- [Written exercise]
The records below are to be copied word for word, with every picture left out.
'''
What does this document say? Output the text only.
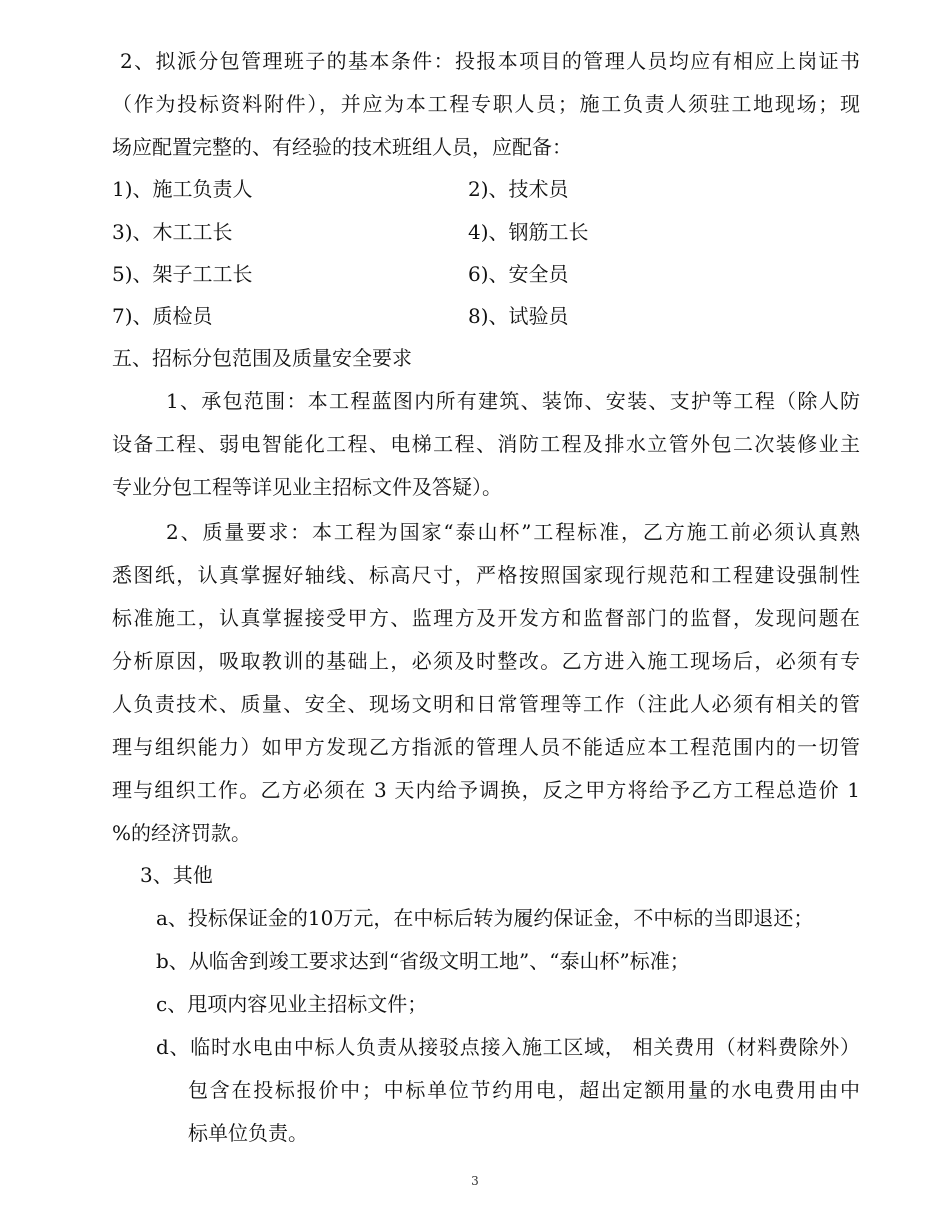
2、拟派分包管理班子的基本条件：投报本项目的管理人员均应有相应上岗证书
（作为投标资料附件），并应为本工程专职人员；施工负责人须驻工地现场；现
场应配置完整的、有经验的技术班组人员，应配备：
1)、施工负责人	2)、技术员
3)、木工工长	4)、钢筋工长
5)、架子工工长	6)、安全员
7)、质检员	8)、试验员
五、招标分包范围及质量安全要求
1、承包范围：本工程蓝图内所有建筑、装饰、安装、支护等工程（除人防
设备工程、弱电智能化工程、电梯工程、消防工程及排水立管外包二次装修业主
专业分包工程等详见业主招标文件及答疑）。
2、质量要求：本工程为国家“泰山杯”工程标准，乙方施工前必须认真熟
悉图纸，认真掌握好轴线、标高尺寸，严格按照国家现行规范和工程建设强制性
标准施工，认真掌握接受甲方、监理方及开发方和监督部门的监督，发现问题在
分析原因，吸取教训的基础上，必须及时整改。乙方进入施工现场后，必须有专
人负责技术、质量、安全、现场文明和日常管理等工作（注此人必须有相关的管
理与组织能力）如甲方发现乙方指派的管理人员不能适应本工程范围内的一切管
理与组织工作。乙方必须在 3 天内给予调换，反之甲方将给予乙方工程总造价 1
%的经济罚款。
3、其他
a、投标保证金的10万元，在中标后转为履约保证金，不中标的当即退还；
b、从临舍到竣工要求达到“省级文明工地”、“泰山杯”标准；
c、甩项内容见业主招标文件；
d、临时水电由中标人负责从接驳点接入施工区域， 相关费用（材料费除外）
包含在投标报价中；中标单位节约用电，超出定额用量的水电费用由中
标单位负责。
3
'''
- [Answer in full]
What does this document say? Output the text only.
2、拟派分包管理班子的基本条件：投报本项目的管理人员均应有相应上岗证书
（作为投标资料附件），并应为本工程专职人员；施工负责人须驻工地现场；现
场应配置完整的、有经验的技术班组人员，应配备：
1)、施工负责人	2)、技术员
3)、木工工长	4)、钢筋工长
5)、架子工工长	6)、安全员
7)、质检员	8)、试验员
五、招标分包范围及质量安全要求
1、承包范围：本工程蓝图内所有建筑、装饰、安装、支护等工程（除人防
设备工程、弱电智能化工程、电梯工程、消防工程及排水立管外包二次装修业主
专业分包工程等详见业主招标文件及答疑）。
2、质量要求：本工程为国家“泰山杯”工程标准，乙方施工前必须认真熟
悉图纸，认真掌握好轴线、标高尺寸，严格按照国家现行规范和工程建设强制性
标准施工，认真掌握接受甲方、监理方及开发方和监督部门的监督，发现问题在
分析原因，吸取教训的基础上，必须及时整改。乙方进入施工现场后，必须有专
人负责技术、质量、安全、现场文明和日常管理等工作（注此人必须有相关的管
理与组织能力）如甲方发现乙方指派的管理人员不能适应本工程范围内的一切管
理与组织工作。乙方必须在 3 天内给予调换，反之甲方将给予乙方工程总造价 1
%的经济罚款。
3、其他
a、投标保证金的10万元，在中标后转为履约保证金，不中标的当即退还；
b、从临舍到竣工要求达到“省级文明工地”、“泰山杯”标准；
c、甩项内容见业主招标文件；
d、临时水电由中标人负责从接驳点接入施工区域， 相关费用（材料费除外）
包含在投标报价中；中标单位节约用电，超出定额用量的水电费用由中
标单位负责。
3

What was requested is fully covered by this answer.